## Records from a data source
§

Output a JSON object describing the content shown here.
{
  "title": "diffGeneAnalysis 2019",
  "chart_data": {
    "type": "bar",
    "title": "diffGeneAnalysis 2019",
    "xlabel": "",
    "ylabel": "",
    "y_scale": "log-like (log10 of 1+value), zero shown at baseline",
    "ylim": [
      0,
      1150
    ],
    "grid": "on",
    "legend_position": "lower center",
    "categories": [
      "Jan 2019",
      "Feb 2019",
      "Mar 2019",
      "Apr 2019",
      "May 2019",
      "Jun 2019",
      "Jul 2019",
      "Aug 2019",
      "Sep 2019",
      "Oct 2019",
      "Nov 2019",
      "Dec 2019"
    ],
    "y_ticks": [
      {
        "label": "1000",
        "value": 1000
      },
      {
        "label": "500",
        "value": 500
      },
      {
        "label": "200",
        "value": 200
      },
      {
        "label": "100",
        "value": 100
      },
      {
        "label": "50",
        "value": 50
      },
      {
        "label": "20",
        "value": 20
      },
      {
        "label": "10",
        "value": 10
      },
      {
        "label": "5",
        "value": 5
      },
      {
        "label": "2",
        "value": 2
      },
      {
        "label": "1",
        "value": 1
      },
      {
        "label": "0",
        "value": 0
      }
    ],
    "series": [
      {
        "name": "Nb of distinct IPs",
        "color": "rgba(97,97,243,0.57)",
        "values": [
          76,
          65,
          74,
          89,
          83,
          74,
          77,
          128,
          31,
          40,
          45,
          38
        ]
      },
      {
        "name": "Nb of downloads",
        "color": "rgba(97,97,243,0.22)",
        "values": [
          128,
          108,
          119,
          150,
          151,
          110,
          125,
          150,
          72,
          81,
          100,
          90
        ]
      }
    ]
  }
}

§

Extract the listing in its entirety and repeat it exactly.

## FINAL RESULT
Output a JSON object describing the content shown here.
{
  "title": "diffGeneAnalysis 2019",
  "chart_data": {
    "type": "bar",
    "title": "diffGeneAnalysis 2019",
    "xlabel": "",
    "ylabel": "",
    "y_scale": "log-like (log10 of 1+value), zero shown at baseline",
    "ylim": [
      0,
      1150
    ],
    "grid": "on",
    "legend_position": "lower center",
    "categories": [
      "Jan 2019",
      "Feb 2019",
      "Mar 2019",
      "Apr 2019",
      "May 2019",
      "Jun 2019",
      "Jul 2019",
      "Aug 2019",
      "Sep 2019",
      "Oct 2019",
      "Nov 2019",
      "Dec 2019"
    ],
    "y_ticks": [
      {
        "label": "1000",
        "value": 1000
      },
      {
        "label": "500",
        "value": 500
      },
      {
        "label": "200",
        "value": 200
      },
      {
        "label": "100",
        "value": 100
      },
      {
        "label": "50",
        "value": 50
      },
      {
        "label": "20",
        "value": 20
      },
      {
        "label": "10",
        "value": 10
      },
      {
        "label": "5",
        "value": 5
      },
      {
        "label": "2",
        "value": 2
      },
      {
        "label": "1",
        "value": 1
      },
      {
        "label": "0",
        "value": 0
      }
    ],
    "series": [
      {
        "name": "Nb of distinct IPs",
        "color": "rgba(97,97,243,0.57)",
        "values": [
          76,
          65,
          74,
          89,
          83,
          74,
          77,
          128,
          31,
          40,
          45,
          38
        ]
      },
      {
        "name": "Nb of downloads",
        "color": "rgba(97,97,243,0.22)",
        "values": [
          128,
          108,
          119,
          150,
          151,
          110,
          125,
          150,
          72,
          81,
          100,
          90
        ]
      }
    ]
  }
}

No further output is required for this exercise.